_Set exercise_
Copy the records word for word, starting with the first line and going on through the line with "The moveable position".

Stored data entries
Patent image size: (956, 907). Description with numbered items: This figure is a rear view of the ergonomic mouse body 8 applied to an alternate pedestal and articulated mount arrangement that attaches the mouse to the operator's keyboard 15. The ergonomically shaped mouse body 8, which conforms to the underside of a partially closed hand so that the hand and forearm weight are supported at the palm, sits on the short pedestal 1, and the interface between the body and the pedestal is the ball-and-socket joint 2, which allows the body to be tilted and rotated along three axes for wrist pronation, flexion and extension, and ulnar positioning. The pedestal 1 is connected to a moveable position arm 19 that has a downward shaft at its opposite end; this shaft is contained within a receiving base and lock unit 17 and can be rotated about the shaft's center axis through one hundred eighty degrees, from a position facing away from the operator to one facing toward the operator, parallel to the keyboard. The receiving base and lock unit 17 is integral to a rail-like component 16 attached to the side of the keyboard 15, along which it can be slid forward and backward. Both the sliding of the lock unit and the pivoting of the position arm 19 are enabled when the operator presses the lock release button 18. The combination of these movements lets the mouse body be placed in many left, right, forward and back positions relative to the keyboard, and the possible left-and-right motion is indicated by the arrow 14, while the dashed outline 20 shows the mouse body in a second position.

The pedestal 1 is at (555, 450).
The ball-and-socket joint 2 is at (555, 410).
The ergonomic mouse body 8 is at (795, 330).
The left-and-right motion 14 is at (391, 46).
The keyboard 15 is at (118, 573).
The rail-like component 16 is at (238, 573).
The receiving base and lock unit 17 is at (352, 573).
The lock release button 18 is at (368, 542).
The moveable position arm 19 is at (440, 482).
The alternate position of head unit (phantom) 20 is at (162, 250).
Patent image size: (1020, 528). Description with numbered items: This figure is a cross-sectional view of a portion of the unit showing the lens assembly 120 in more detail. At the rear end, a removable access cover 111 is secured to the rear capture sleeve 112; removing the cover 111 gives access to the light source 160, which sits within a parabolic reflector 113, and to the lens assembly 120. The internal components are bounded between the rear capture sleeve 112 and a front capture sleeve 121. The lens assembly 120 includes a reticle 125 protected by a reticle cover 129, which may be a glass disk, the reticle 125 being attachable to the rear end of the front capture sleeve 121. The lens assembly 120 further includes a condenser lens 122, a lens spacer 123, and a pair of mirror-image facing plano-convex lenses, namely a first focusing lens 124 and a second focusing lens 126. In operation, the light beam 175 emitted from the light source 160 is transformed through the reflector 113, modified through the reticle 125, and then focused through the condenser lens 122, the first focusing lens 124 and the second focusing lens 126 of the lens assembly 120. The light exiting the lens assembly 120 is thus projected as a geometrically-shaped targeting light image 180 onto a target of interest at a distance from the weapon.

_Task response_
Patent image size: (956, 907). Description with numbered items: This figure is a rear view of the ergonomic mouse body 8 applied to an alternate pedestal and articulated mount arrangement that attaches the mouse to the operator's keyboard 15. The ergonomically shaped mouse body 8, which conforms to the underside of a partially closed hand so that the hand and forearm weight are supported at the palm, sits on the short pedestal 1, and the interface between the body and the pedestal is the ball-and-socket joint 2, which allows the body to be tilted and rotated along three axes for wrist pronation, flexion and extension, and ulnar positioning. The pedestal 1 is connected to a moveable position arm 19 that has a downward shaft at its opposite end; this shaft is contained within a receiving base and lock unit 17 and can be rotated about the shaft's center axis through one hundred eighty degrees, from a position facing away from the operator to one facing toward the operator, parallel to the keyboard. The receiving base and lock unit 17 is integral to a rail-like component 16 attached to the side of the keyboard 15, along which it can be slid forward and backward. Both the sliding of the lock unit and the pivoting of the position arm 19 are enabled when the operator presses the lock release button 18. The combination of these movements lets the mouse body be placed in many left, right, forward and back positions relative to the keyboard, and the possible left-and-right motion is indicated by the arrow 14, while the dashed outline 20 shows the mouse body in a second position.

The pedestal 1 is at (555, 450).
The ball-and-socket joint 2 is at (555, 410).
The ergonomic mouse body 8 is at (795, 330).
The left-and-right motion 14 is at (391, 46).
The keyboard 15 is at (118, 573).
The rail-like component 16 is at (238, 573).
The receiving base and lock unit 17 is at (352, 573).
The lock release button 18 is at (368, 542).
The moveable position arm 19 is at (440, 482).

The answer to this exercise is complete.